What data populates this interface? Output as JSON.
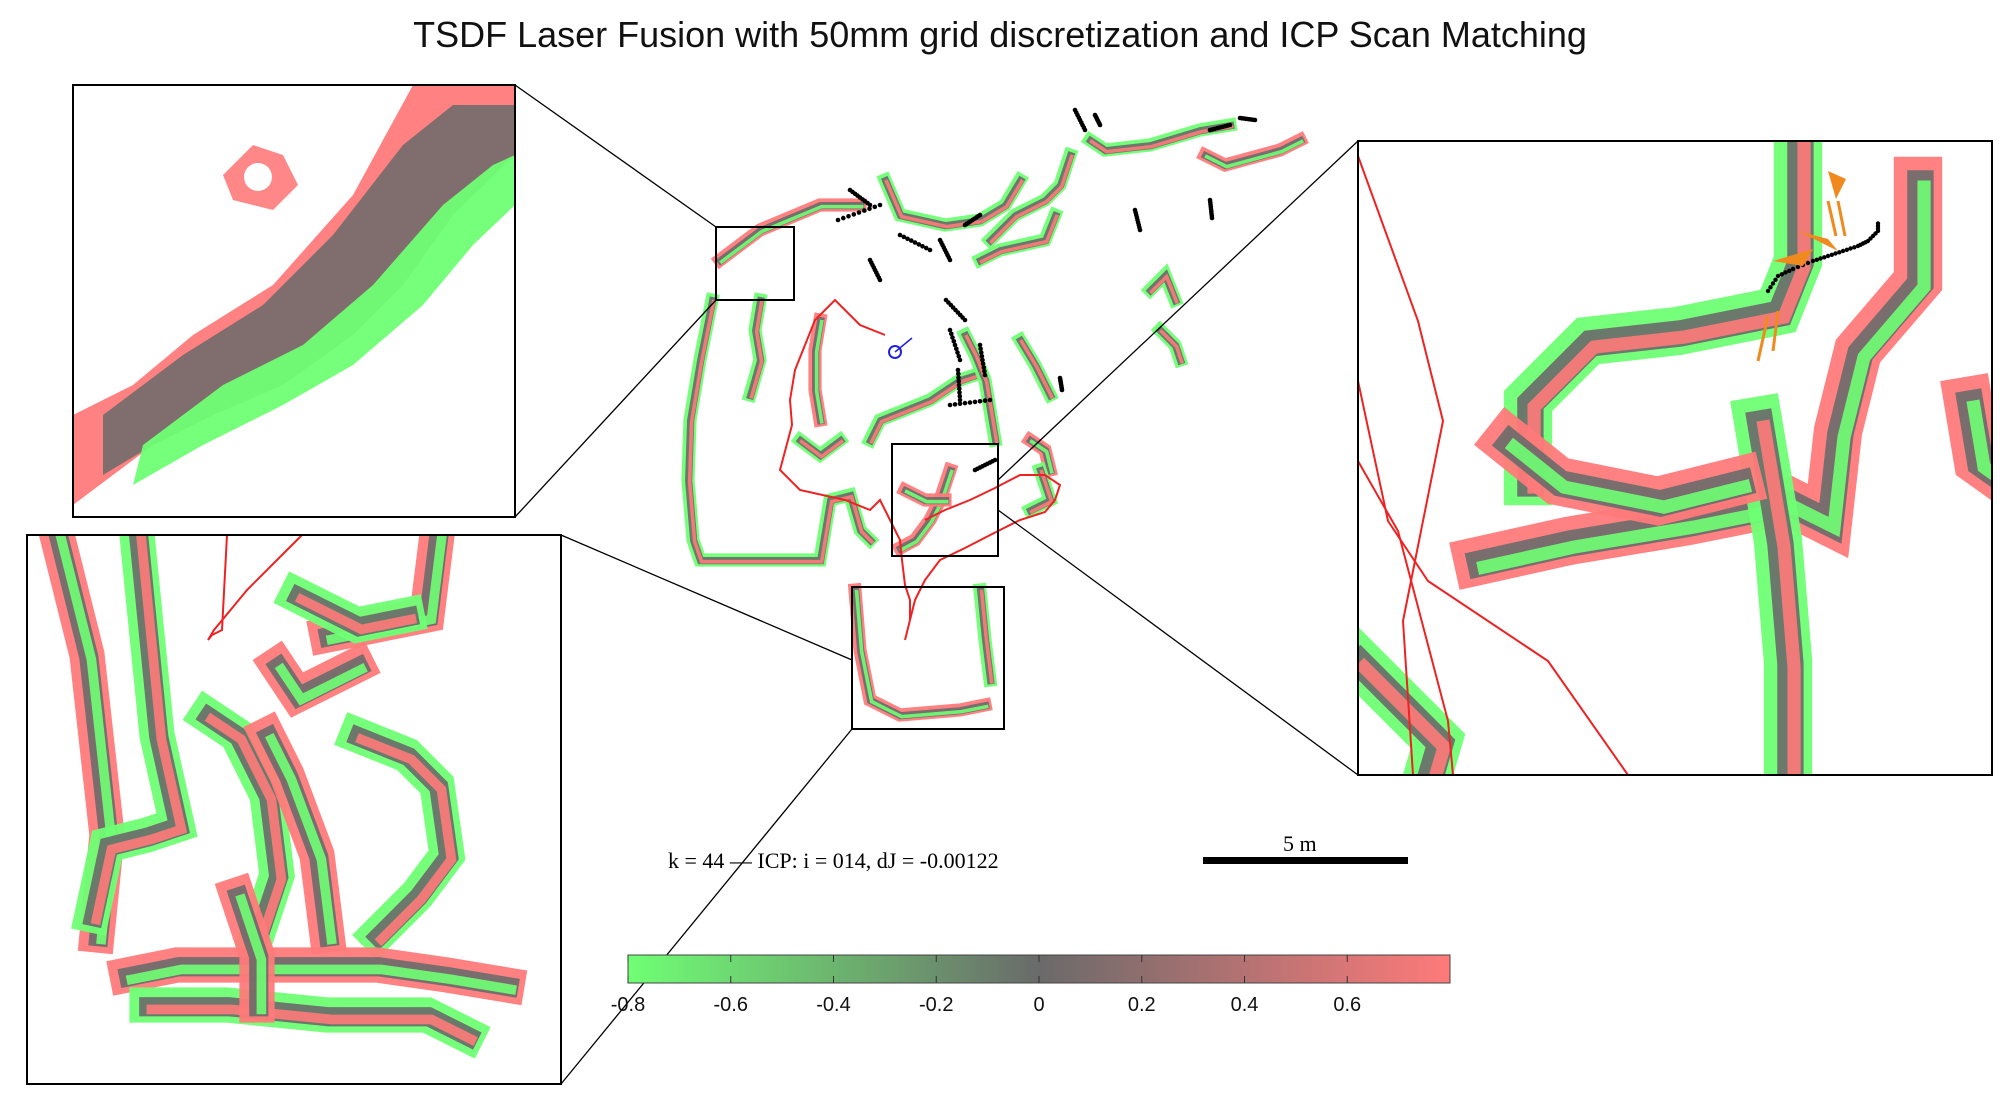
{
  "title": "TSDF Laser Fusion with 50mm grid discretization and ICP Scan Matching",
  "status": "k = 44 — ICP: i = 014, dJ = -0.00122",
  "scale_bar": {
    "label": "5 m"
  },
  "colorbar": {
    "tick_labels": [
      "-0.8",
      "-0.6",
      "-0.4",
      "-0.2",
      "0",
      "0.2",
      "0.4",
      "0.6"
    ],
    "colors": {
      "negative": "#6fff74",
      "zero": "#6a6a6a",
      "positive": "#ff7a7a"
    }
  },
  "colors": {
    "trajectory": "#ee2222",
    "scan_points": "#000000",
    "robot_pose": "#2222dd",
    "scan_match": "#f08a1e",
    "frame": "#000000"
  }
}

○ ○ ○

● **INSTRUCTION**: In the copy, include no pictures; restate the listing above exactly.

● **TASK OUTPUT**:
What data populates this interface? Output as JSON.
{
  "title": "TSDF Laser Fusion with 50mm grid discretization and ICP Scan Matching",
  "status": "k = 44 — ICP: i = 014, dJ = -0.00122",
  "scale_bar": {
    "label": "5 m"
  },
  "colorbar": {
    "tick_labels": [
      "-0.8",
      "-0.6",
      "-0.4",
      "-0.2",
      "0",
      "0.2",
      "0.4",
      "0.6"
    ],
    "colors": {
      "negative": "#6fff74",
      "zero": "#6a6a6a",
      "positive": "#ff7a7a"
    }
  },
  "colors": {
    "trajectory": "#ee2222",
    "scan_points": "#000000",
    "robot_pose": "#2222dd",
    "scan_match": "#f08a1e",
    "frame": "#000000"
  }
}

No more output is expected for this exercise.